[GIVEN TASK]
Below is a block of records; return all of them exactly, but without the images.

Data entries
+ + + + +
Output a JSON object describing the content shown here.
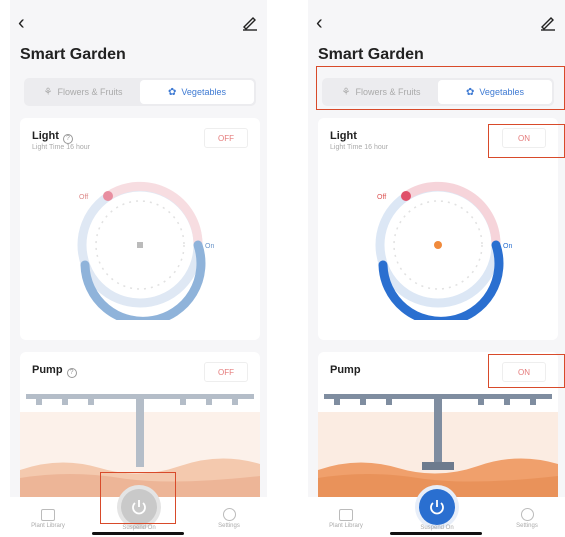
{
  "screens": [
    {
      "title": "Smart Garden",
      "tabs": [
        {
          "label": "Flowers & Fruits",
          "active": false
        },
        {
          "label": "Vegetables",
          "active": true
        }
      ],
      "light": {
        "title": "Light",
        "subtitle": "Light Time 16 hour",
        "switch_label": "OFF",
        "dial_off_label": "Off",
        "dial_on_label": "On"
      },
      "pump": {
        "title": "Pump",
        "switch_label": "OFF"
      },
      "nav": {
        "left": "Plant Library",
        "center": "Suspend On",
        "right": "Settings"
      }
    },
    {
      "title": "Smart Garden",
      "tabs": [
        {
          "label": "Flowers & Fruits",
          "active": false
        },
        {
          "label": "Vegetables",
          "active": true
        }
      ],
      "light": {
        "title": "Light",
        "subtitle": "Light Time 16 hour",
        "switch_label": "ON",
        "dial_off_label": "Off",
        "dial_on_label": "On"
      },
      "pump": {
        "title": "Pump",
        "switch_label": "ON"
      },
      "nav": {
        "left": "Plant Library",
        "center": "Suspend On",
        "right": "Settings"
      }
    }
  ],
  "colors": {
    "accent_blue": "#2a6fd0",
    "highlight": "#d84a2a",
    "soil": "#e9925a"
  }
}
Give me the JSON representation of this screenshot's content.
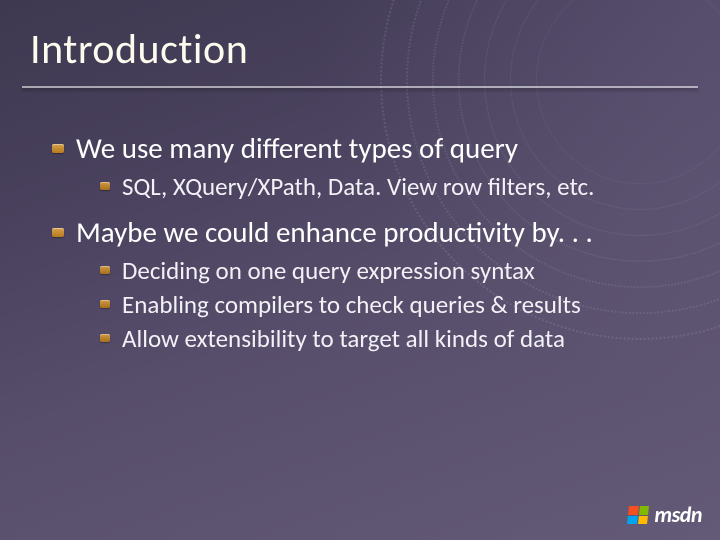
{
  "title": "Introduction",
  "bullets": [
    {
      "text": "We use many different types of query",
      "children": [
        "SQL, XQuery/XPath, Data. View row filters, etc."
      ]
    },
    {
      "text": "Maybe we could enhance productivity by. . .",
      "children": [
        "Deciding on one query expression syntax",
        "Enabling compilers to check queries & results",
        "Allow extensibility to target all kinds of data"
      ]
    }
  ],
  "footer": {
    "logo_text": "msdn"
  }
}
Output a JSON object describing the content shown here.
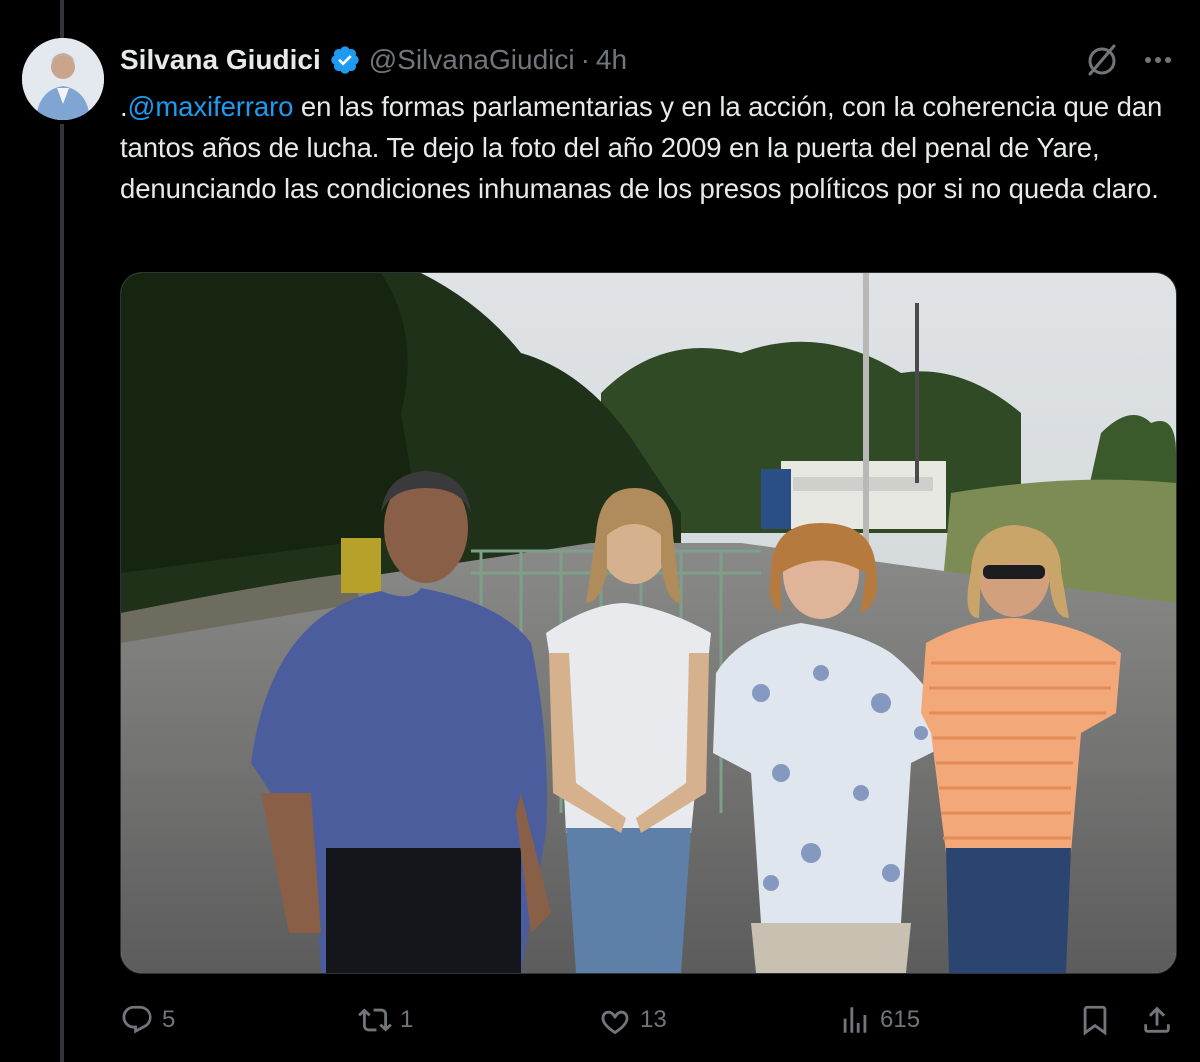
{
  "tweet": {
    "author_name": "Silvana Giudici",
    "handle": "@SilvanaGiudici",
    "separator": "·",
    "time": "4h",
    "text_prefix": ".",
    "mention": "@maxiferraro",
    "text_body": " en las formas parlamentarias y en la acción, con la coherencia que dan tantos años de lucha. Te dejo la foto del año 2009 en la puerta del penal de Yare, denunciando las condiciones inhumanas de los presos políticos por si no queda claro."
  },
  "icons": {
    "verified": "verified-badge-icon",
    "grok": "grok-icon",
    "more": "more-icon",
    "reply": "reply-icon",
    "retweet": "retweet-icon",
    "like": "like-icon",
    "views": "views-icon",
    "bookmark": "bookmark-icon",
    "share": "share-icon"
  },
  "stats": {
    "replies": "5",
    "retweets": "1",
    "likes": "13",
    "views": "615"
  },
  "colors": {
    "background": "#000000",
    "text": "#e7e9ea",
    "muted": "#71767b",
    "accent": "#1d9bf0"
  }
}
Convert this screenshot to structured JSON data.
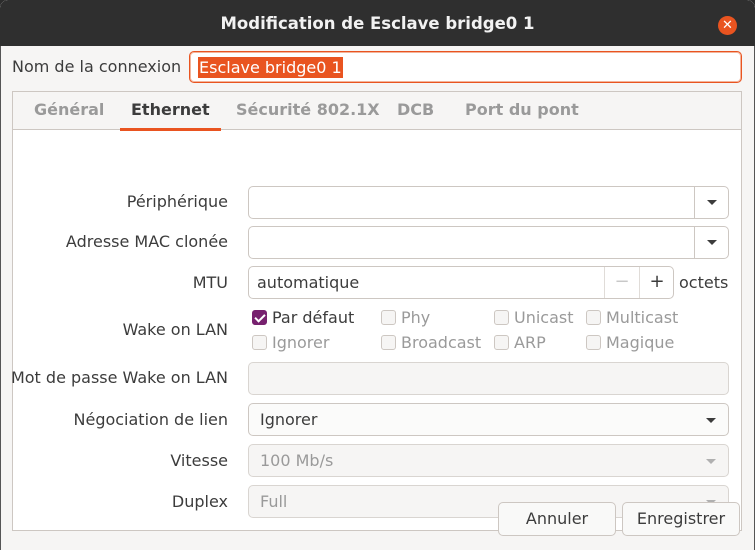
{
  "window": {
    "title": "Modification de Esclave bridge0 1"
  },
  "connection": {
    "label": "Nom de la connexion",
    "value": "Esclave bridge0 1"
  },
  "tabs": [
    {
      "label": "Général",
      "active": false
    },
    {
      "label": "Ethernet",
      "active": true
    },
    {
      "label": "Sécurité 802.1X",
      "active": false
    },
    {
      "label": "DCB",
      "active": false
    },
    {
      "label": "Port du pont",
      "active": false
    }
  ],
  "ethernet": {
    "device_label": "Périphérique",
    "device_value": "",
    "mac_label": "Adresse MAC clonée",
    "mac_value": "",
    "mtu_label": "MTU",
    "mtu_value": "automatique",
    "mtu_unit": "octets",
    "mtu_minus": "−",
    "mtu_plus": "+",
    "wol_label": "Wake on LAN",
    "wol_options": [
      {
        "label": "Par défaut",
        "checked": true
      },
      {
        "label": "Phy",
        "checked": false
      },
      {
        "label": "Unicast",
        "checked": false
      },
      {
        "label": "Multicast",
        "checked": false
      },
      {
        "label": "Ignorer",
        "checked": false
      },
      {
        "label": "Broadcast",
        "checked": false
      },
      {
        "label": "ARP",
        "checked": false
      },
      {
        "label": "Magique",
        "checked": false
      }
    ],
    "wol_password_label": "Mot de passe Wake on LAN",
    "wol_password_value": "",
    "negotiation_label": "Négociation de lien",
    "negotiation_value": "Ignorer",
    "speed_label": "Vitesse",
    "speed_value": "100 Mb/s",
    "duplex_label": "Duplex",
    "duplex_value": "Full"
  },
  "buttons": {
    "cancel": "Annuler",
    "save": "Enregistrer"
  },
  "colors": {
    "accent": "#e95420",
    "checkbox": "#77216f",
    "titlebar": "#2f2f2f"
  }
}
+ + + + +
[TASK SOLUTION]
Output a JSON object describing the content shown here.
{
  "screens": [
    {
      "title": "Smart Garden",
      "tabs": [
        {
          "label": "Flowers & Fruits",
          "active": false
        },
        {
          "label": "Vegetables",
          "active": true
        }
      ],
      "light": {
        "title": "Light",
        "subtitle": "Light Time 16 hour",
        "switch_label": "OFF",
        "dial_off_label": "Off",
        "dial_on_label": "On"
      },
      "pump": {
        "title": "Pump",
        "switch_label": "OFF"
      },
      "nav": {
        "left": "Plant Library",
        "center": "Suspend On",
        "right": "Settings"
      }
    },
    {
      "title": "Smart Garden",
      "tabs": [
        {
          "label": "Flowers & Fruits",
          "active": false
        },
        {
          "label": "Vegetables",
          "active": true
        }
      ],
      "light": {
        "title": "Light",
        "subtitle": "Light Time 16 hour",
        "switch_label": "ON",
        "dial_off_label": "Off",
        "dial_on_label": "On"
      },
      "pump": {
        "title": "Pump",
        "switch_label": "ON"
      },
      "nav": {
        "left": "Plant Library",
        "center": "Suspend On",
        "right": "Settings"
      }
    }
  ],
  "colors": {
    "accent_blue": "#2a6fd0",
    "highlight": "#d84a2a",
    "soil": "#e9925a"
  }
}
Give me the JSON representation of this screenshot's content.
{
  "title": "Introduction",
  "bullets": [
    {
      "text": "We use many different types of query",
      "children": [
        "SQL, XQuery/XPath, Data. View row filters, etc."
      ]
    },
    {
      "text": "Maybe we could enhance productivity by. . .",
      "children": [
        "Deciding on one query expression syntax",
        "Enabling compilers to check queries & results",
        "Allow extensibility to target all kinds of data"
      ]
    }
  ],
  "footer": {
    "logo_text": "msdn"
  }
}
Output a JSON object describing the content shown here.
{
  "tweet": {
    "author_name": "Silvana Giudici",
    "handle": "@SilvanaGiudici",
    "separator": "·",
    "time": "4h",
    "text_prefix": ".",
    "mention": "@maxiferraro",
    "text_body": " en las formas parlamentarias y en la acción, con la coherencia que dan tantos años de lucha. Te dejo la foto del año 2009 en la puerta del penal de Yare, denunciando las condiciones inhumanas de los presos políticos por si no queda claro."
  },
  "icons": {
    "verified": "verified-badge-icon",
    "grok": "grok-icon",
    "more": "more-icon",
    "reply": "reply-icon",
    "retweet": "retweet-icon",
    "like": "like-icon",
    "views": "views-icon",
    "bookmark": "bookmark-icon",
    "share": "share-icon"
  },
  "stats": {
    "replies": "5",
    "retweets": "1",
    "likes": "13",
    "views": "615"
  },
  "colors": {
    "background": "#000000",
    "text": "#e7e9ea",
    "muted": "#71767b",
    "accent": "#1d9bf0"
  }
}
Convert this screenshot to structured JSON data.
{
  "window": {
    "title": "Modification de Esclave bridge0 1"
  },
  "connection": {
    "label": "Nom de la connexion",
    "value": "Esclave bridge0 1"
  },
  "tabs": [
    {
      "label": "Général",
      "active": false
    },
    {
      "label": "Ethernet",
      "active": true
    },
    {
      "label": "Sécurité 802.1X",
      "active": false
    },
    {
      "label": "DCB",
      "active": false
    },
    {
      "label": "Port du pont",
      "active": false
    }
  ],
  "ethernet": {
    "device_label": "Périphérique",
    "device_value": "",
    "mac_label": "Adresse MAC clonée",
    "mac_value": "",
    "mtu_label": "MTU",
    "mtu_value": "automatique",
    "mtu_unit": "octets",
    "mtu_minus": "−",
    "mtu_plus": "+",
    "wol_label": "Wake on LAN",
    "wol_options": [
      {
        "label": "Par défaut",
        "checked": true
      },
      {
        "label": "Phy",
        "checked": false
      },
      {
        "label": "Unicast",
        "checked": false
      },
      {
        "label": "Multicast",
        "checked": false
      },
      {
        "label": "Ignorer",
        "checked": false
      },
      {
        "label": "Broadcast",
        "checked": false
      },
      {
        "label": "ARP",
        "checked": false
      },
      {
        "label": "Magique",
        "checked": false
      }
    ],
    "wol_password_label": "Mot de passe Wake on LAN",
    "wol_password_value": "",
    "negotiation_label": "Négociation de lien",
    "negotiation_value": "Ignorer",
    "speed_label": "Vitesse",
    "speed_value": "100 Mb/s",
    "duplex_label": "Duplex",
    "duplex_value": "Full"
  },
  "buttons": {
    "cancel": "Annuler",
    "save": "Enregistrer"
  },
  "colors": {
    "accent": "#e95420",
    "checkbox": "#77216f",
    "titlebar": "#2f2f2f"
  }
}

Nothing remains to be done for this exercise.